### What is needed
Write out every line of the data below, each one unchanged.

— Start of Record set —

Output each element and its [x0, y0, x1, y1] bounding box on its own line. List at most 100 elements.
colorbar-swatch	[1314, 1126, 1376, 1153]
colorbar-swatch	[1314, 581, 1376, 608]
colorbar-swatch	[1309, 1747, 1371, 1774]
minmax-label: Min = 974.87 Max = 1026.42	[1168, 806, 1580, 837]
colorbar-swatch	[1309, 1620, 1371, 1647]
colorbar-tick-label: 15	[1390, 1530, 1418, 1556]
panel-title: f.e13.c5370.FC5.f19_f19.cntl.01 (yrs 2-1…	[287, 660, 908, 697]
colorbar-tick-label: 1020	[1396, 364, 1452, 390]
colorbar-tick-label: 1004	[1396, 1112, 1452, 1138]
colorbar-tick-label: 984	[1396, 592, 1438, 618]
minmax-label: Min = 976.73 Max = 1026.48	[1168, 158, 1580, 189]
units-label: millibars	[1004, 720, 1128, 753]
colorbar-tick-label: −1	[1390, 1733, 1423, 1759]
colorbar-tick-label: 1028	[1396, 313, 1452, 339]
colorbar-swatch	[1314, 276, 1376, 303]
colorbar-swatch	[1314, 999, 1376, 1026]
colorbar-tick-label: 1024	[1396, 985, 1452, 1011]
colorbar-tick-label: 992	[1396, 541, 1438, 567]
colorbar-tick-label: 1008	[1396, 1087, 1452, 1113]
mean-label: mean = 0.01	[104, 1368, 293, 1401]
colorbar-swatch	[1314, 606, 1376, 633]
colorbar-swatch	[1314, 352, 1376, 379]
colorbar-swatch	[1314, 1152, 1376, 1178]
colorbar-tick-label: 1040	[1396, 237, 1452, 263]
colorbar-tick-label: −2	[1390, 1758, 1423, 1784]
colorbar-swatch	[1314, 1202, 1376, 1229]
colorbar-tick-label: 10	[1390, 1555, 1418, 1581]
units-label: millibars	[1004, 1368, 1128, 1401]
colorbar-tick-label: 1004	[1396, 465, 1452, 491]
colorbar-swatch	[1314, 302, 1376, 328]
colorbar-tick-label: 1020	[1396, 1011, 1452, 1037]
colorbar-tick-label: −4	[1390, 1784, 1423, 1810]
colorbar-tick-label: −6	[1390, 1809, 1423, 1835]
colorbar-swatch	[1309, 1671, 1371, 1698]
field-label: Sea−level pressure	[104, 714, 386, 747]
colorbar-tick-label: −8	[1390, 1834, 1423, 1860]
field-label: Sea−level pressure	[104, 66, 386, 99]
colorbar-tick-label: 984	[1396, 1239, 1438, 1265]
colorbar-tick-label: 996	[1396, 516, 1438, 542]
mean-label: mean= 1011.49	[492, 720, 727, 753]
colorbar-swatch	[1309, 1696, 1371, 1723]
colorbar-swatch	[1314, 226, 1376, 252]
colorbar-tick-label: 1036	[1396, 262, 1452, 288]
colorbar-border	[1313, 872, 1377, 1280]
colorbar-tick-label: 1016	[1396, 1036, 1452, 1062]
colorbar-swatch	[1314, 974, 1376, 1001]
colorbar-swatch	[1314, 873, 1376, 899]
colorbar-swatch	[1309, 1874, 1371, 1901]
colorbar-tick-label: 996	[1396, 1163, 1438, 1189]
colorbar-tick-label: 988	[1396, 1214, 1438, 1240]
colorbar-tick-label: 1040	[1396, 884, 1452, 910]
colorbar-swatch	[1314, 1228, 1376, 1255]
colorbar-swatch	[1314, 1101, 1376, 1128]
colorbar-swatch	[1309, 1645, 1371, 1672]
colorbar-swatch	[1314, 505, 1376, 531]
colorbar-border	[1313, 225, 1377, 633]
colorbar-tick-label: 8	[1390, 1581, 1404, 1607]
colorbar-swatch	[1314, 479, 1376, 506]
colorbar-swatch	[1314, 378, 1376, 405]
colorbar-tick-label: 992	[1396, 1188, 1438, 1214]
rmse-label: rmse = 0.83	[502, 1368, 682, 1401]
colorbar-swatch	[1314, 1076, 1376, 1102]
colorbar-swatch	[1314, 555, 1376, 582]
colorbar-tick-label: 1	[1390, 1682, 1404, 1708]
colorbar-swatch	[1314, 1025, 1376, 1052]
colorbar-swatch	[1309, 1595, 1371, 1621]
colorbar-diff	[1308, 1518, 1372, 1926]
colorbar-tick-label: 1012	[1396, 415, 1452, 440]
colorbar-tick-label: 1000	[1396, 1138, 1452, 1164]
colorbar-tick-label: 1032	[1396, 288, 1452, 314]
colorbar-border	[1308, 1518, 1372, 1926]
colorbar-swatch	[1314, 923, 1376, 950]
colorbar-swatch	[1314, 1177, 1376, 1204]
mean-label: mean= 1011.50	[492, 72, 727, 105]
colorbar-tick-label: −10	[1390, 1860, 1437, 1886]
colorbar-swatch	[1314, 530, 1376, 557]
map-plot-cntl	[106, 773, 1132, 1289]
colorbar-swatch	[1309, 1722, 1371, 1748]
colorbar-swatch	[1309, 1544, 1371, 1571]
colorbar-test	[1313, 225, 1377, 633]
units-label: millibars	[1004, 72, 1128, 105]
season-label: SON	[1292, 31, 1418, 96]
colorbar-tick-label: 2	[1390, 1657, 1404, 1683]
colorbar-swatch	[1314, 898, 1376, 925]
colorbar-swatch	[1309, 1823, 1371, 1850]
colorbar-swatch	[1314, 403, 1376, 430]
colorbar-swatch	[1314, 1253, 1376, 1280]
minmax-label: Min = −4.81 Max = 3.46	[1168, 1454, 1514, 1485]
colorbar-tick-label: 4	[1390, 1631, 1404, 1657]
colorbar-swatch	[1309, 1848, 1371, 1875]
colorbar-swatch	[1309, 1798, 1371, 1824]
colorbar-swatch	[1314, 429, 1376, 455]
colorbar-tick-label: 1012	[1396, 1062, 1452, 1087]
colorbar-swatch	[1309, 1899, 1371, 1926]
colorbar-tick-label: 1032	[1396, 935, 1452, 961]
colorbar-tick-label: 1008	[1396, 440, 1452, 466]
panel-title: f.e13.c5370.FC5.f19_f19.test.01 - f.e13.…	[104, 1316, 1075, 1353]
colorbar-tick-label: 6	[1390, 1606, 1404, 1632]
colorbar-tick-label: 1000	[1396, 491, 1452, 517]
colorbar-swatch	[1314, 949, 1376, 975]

— End of Record set —

### Answer to this problem
Output each element and its [x0, y0, x1, y1] bounding box on its own line. List at most 100 elements.
colorbar-swatch	[1314, 1126, 1376, 1153]
colorbar-swatch	[1314, 581, 1376, 608]
colorbar-swatch	[1309, 1747, 1371, 1774]
minmax-label: Min = 974.87 Max = 1026.42	[1168, 806, 1580, 837]
colorbar-swatch	[1309, 1620, 1371, 1647]
colorbar-tick-label: 15	[1390, 1530, 1418, 1556]
panel-title: f.e13.c5370.FC5.f19_f19.cntl.01 (yrs 2-1…	[287, 660, 908, 697]
colorbar-tick-label: 1020	[1396, 364, 1452, 390]
colorbar-tick-label: 1004	[1396, 1112, 1452, 1138]
colorbar-tick-label: 984	[1396, 592, 1438, 618]
minmax-label: Min = 976.73 Max = 1026.48	[1168, 158, 1580, 189]
units-label: millibars	[1004, 720, 1128, 753]
colorbar-tick-label: −1	[1390, 1733, 1423, 1759]
colorbar-tick-label: 1028	[1396, 313, 1452, 339]
colorbar-swatch	[1314, 276, 1376, 303]
colorbar-swatch	[1314, 999, 1376, 1026]
colorbar-tick-label: 1024	[1396, 985, 1452, 1011]
colorbar-tick-label: 992	[1396, 541, 1438, 567]
colorbar-tick-label: 1008	[1396, 1087, 1452, 1113]
mean-label: mean = 0.01	[104, 1368, 293, 1401]
colorbar-swatch	[1314, 606, 1376, 633]
colorbar-swatch	[1314, 352, 1376, 379]
colorbar-swatch	[1314, 1152, 1376, 1178]
colorbar-tick-label: 1040	[1396, 237, 1452, 263]
colorbar-tick-label: −2	[1390, 1758, 1423, 1784]
colorbar-swatch	[1314, 1202, 1376, 1229]
colorbar-tick-label: 10	[1390, 1555, 1418, 1581]
units-label: millibars	[1004, 1368, 1128, 1401]
colorbar-tick-label: 1004	[1396, 465, 1452, 491]
colorbar-swatch	[1314, 302, 1376, 328]
colorbar-tick-label: 1020	[1396, 1011, 1452, 1037]
colorbar-tick-label: −4	[1390, 1784, 1423, 1810]
colorbar-tick-label: −6	[1390, 1809, 1423, 1835]
colorbar-swatch	[1309, 1671, 1371, 1698]
field-label: Sea−level pressure	[104, 714, 386, 747]
colorbar-tick-label: −8	[1390, 1834, 1423, 1860]
field-label: Sea−level pressure	[104, 66, 386, 99]
colorbar-tick-label: 984	[1396, 1239, 1438, 1265]
colorbar-tick-label: 996	[1396, 516, 1438, 542]
mean-label: mean= 1011.49	[492, 720, 727, 753]
colorbar-swatch	[1309, 1696, 1371, 1723]
colorbar-swatch	[1314, 226, 1376, 252]
colorbar-tick-label: 1036	[1396, 262, 1452, 288]
colorbar-border	[1313, 872, 1377, 1280]
colorbar-tick-label: 1016	[1396, 1036, 1452, 1062]
colorbar-swatch	[1314, 974, 1376, 1001]
colorbar-swatch	[1314, 873, 1376, 899]
colorbar-swatch	[1309, 1874, 1371, 1901]
colorbar-tick-label: 996	[1396, 1163, 1438, 1189]
colorbar-tick-label: 988	[1396, 1214, 1438, 1240]
colorbar-tick-label: 1040	[1396, 884, 1452, 910]
colorbar-swatch	[1314, 1228, 1376, 1255]
colorbar-swatch	[1314, 1101, 1376, 1128]
colorbar-swatch	[1309, 1645, 1371, 1672]
colorbar-swatch	[1314, 505, 1376, 531]
colorbar-border	[1313, 225, 1377, 633]
colorbar-tick-label: 8	[1390, 1581, 1404, 1607]
colorbar-swatch	[1314, 479, 1376, 506]
colorbar-swatch	[1314, 378, 1376, 405]
colorbar-tick-label: 992	[1396, 1188, 1438, 1214]
rmse-label: rmse = 0.83	[502, 1368, 682, 1401]
colorbar-swatch	[1314, 1076, 1376, 1102]
colorbar-swatch	[1314, 555, 1376, 582]
colorbar-tick-label: 1	[1390, 1682, 1404, 1708]
colorbar-swatch	[1314, 1025, 1376, 1052]
colorbar-swatch	[1309, 1595, 1371, 1621]
colorbar-diff	[1308, 1518, 1372, 1926]
colorbar-tick-label: 1012	[1396, 415, 1452, 440]
colorbar-tick-label: 1000	[1396, 1138, 1452, 1164]
colorbar-tick-label: 1032	[1396, 288, 1452, 314]
colorbar-border	[1308, 1518, 1372, 1926]
colorbar-swatch	[1314, 923, 1376, 950]
colorbar-swatch	[1314, 1177, 1376, 1204]
mean-label: mean= 1011.50	[492, 72, 727, 105]
colorbar-tick-label: −10	[1390, 1860, 1437, 1886]
colorbar-swatch	[1314, 530, 1376, 557]
map-plot-cntl	[106, 773, 1132, 1289]
colorbar-swatch	[1309, 1722, 1371, 1748]
colorbar-swatch	[1309, 1544, 1371, 1571]
colorbar-test	[1313, 225, 1377, 633]
units-label: millibars	[1004, 72, 1128, 105]
season-label: SON	[1292, 31, 1418, 96]
colorbar-tick-label: 2	[1390, 1657, 1404, 1683]
colorbar-swatch	[1314, 898, 1376, 925]
colorbar-swatch	[1309, 1823, 1371, 1850]
colorbar-swatch	[1314, 403, 1376, 430]
colorbar-swatch	[1314, 1253, 1376, 1280]
minmax-label: Min = −4.81 Max = 3.46	[1168, 1454, 1514, 1485]
colorbar-tick-label: 4	[1390, 1631, 1404, 1657]
colorbar-swatch	[1309, 1848, 1371, 1875]
colorbar-swatch	[1309, 1798, 1371, 1824]
colorbar-swatch	[1314, 429, 1376, 455]
colorbar-tick-label: 1012	[1396, 1062, 1452, 1087]
colorbar-swatch	[1309, 1899, 1371, 1926]
colorbar-tick-label: 1032	[1396, 935, 1452, 961]
colorbar-tick-label: 1008	[1396, 440, 1452, 466]
panel-title: f.e13.c5370.FC5.f19_f19.test.01 - f.e13.…	[104, 1316, 1075, 1353]
colorbar-tick-label: 6	[1390, 1606, 1404, 1632]
colorbar-tick-label: 1000	[1396, 491, 1452, 517]
colorbar-swatch	[1314, 949, 1376, 975]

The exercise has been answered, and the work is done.